» **Exercise requirements**
Where a line holds the word "적립하시겠습니까", copy that line.

» **Exercise input**
** START **
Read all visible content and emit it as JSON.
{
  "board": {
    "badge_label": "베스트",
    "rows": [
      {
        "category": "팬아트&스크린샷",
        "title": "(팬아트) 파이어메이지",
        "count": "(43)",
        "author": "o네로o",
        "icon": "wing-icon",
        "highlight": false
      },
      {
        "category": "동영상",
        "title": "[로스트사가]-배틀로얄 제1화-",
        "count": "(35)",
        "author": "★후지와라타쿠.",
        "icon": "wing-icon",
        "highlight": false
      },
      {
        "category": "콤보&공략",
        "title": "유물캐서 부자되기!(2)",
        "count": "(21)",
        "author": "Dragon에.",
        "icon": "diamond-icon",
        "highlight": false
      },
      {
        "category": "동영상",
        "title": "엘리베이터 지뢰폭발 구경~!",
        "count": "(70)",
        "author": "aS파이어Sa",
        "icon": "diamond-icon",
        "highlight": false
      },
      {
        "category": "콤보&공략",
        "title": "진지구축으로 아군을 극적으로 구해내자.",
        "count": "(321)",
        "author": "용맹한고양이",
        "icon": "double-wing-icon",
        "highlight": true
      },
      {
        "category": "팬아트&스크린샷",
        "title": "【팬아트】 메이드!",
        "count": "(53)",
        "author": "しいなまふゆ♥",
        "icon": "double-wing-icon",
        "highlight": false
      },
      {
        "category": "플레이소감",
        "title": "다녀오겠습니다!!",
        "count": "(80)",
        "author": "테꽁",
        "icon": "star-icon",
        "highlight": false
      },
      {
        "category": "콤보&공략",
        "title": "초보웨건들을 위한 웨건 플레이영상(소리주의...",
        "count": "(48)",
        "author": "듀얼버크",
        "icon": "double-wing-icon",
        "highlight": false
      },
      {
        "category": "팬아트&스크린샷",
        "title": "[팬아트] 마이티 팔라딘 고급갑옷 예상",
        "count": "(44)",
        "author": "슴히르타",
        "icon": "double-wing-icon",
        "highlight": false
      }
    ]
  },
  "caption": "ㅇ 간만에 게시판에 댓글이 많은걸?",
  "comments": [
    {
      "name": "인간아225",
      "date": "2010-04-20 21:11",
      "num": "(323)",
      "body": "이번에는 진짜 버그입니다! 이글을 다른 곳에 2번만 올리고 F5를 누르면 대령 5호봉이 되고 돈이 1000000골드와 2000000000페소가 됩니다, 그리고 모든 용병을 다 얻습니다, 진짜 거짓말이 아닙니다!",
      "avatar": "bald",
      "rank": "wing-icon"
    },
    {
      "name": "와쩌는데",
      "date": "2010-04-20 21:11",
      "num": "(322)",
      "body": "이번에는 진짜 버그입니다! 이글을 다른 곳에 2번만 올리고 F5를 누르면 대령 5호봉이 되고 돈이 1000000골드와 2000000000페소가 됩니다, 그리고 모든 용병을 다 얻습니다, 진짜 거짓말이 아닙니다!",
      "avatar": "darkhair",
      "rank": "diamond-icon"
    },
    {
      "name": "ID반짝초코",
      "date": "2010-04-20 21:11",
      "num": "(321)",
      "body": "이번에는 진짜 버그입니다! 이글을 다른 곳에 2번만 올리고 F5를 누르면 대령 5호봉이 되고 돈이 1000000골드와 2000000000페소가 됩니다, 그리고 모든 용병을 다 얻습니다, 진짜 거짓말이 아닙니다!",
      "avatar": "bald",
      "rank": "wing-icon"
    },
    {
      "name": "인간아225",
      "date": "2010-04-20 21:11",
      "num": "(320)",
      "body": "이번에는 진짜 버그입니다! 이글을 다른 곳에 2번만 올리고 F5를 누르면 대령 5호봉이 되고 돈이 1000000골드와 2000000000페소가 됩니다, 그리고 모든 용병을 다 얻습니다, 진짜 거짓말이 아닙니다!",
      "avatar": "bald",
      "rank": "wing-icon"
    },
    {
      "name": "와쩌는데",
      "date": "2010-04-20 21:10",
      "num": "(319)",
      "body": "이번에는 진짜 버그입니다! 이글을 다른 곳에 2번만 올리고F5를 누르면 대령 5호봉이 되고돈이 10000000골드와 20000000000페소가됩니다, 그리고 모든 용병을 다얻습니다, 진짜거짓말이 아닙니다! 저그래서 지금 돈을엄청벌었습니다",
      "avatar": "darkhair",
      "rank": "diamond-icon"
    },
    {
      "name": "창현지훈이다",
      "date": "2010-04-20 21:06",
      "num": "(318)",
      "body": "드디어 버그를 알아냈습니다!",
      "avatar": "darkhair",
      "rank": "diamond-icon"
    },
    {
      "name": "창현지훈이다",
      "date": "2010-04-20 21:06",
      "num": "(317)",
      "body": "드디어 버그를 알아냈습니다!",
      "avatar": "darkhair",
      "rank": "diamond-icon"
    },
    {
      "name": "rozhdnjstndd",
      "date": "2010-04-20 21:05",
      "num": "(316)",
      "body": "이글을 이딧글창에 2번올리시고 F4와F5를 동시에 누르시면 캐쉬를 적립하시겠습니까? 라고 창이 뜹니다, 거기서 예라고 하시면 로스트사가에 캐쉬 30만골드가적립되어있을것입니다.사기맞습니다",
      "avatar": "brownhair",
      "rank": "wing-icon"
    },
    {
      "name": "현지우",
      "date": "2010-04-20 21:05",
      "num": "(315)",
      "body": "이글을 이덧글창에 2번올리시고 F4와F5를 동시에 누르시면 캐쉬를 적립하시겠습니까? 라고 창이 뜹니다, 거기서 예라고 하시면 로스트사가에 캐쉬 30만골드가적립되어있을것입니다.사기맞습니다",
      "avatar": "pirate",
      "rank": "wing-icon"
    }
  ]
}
** END **
» **Result**
      "body": "이글을 이딧글창에 2번올리시고 F4와F5를 동시에 누르시면 캐쉬를 적립하시겠습니까? 라고 창이 뜹니다, 거기서 예라고 하시면 로스트사가에 캐쉬 30만골드가적립되어있을것입니다.사기맞습니다",
      "body": "이글을 이덧글창에 2번올리시고 F4와F5를 동시에 누르시면 캐쉬를 적립하시겠습니까? 라고 창이 뜹니다, 거기서 예라고 하시면 로스트사가에 캐쉬 30만골드가적립되어있을것입니다.사기맞습니다",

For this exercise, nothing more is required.